To be done → Tally the lines that contain "Government" and report the total alone.

-=-=-=-=-

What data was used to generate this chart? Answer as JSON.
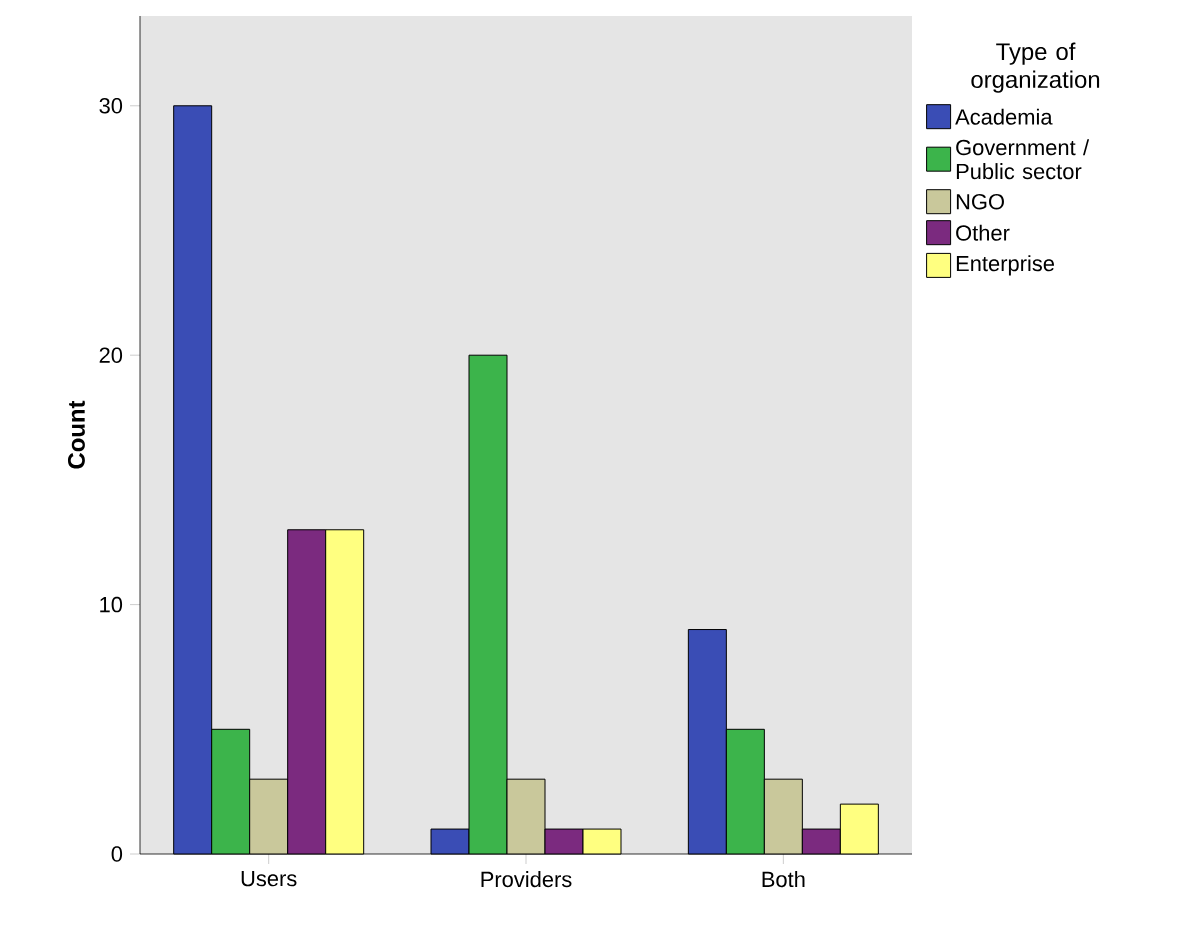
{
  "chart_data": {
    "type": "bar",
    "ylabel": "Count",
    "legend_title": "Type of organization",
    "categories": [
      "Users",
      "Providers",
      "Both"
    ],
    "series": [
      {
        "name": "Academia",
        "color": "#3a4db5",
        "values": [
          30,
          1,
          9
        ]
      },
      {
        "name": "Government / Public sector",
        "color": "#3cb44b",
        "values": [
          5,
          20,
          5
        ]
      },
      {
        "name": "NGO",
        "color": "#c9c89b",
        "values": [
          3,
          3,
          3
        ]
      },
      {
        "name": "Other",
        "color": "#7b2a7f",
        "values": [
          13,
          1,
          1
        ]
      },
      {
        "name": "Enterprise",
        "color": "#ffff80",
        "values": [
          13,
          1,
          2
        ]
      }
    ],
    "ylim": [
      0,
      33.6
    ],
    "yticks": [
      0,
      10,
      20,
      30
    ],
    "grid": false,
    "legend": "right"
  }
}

-=-=-=-=-

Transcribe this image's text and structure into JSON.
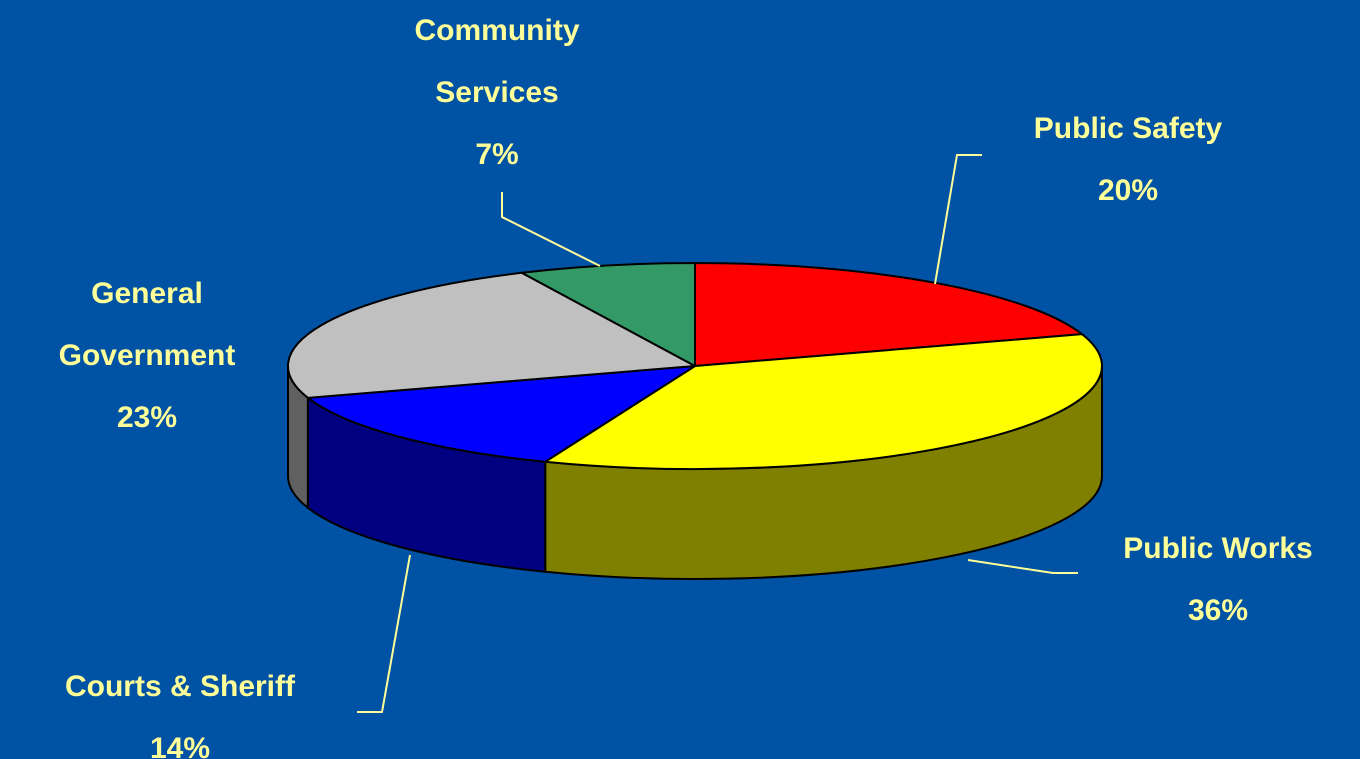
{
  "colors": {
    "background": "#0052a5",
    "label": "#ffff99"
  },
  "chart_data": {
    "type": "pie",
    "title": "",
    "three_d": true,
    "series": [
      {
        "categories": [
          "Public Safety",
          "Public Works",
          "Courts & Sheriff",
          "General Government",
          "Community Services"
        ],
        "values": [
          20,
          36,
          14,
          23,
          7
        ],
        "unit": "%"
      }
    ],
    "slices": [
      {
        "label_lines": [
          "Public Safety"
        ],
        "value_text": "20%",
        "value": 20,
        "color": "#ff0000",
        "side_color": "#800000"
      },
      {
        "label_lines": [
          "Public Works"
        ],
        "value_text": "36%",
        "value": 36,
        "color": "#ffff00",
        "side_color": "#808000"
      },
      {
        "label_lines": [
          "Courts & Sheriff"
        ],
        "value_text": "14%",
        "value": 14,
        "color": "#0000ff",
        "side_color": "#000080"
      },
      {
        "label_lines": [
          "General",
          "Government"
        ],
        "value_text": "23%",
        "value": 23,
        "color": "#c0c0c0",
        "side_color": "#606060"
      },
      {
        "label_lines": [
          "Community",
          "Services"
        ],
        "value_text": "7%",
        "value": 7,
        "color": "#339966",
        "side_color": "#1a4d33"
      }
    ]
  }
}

-=-=-=-=-

Task solution → 3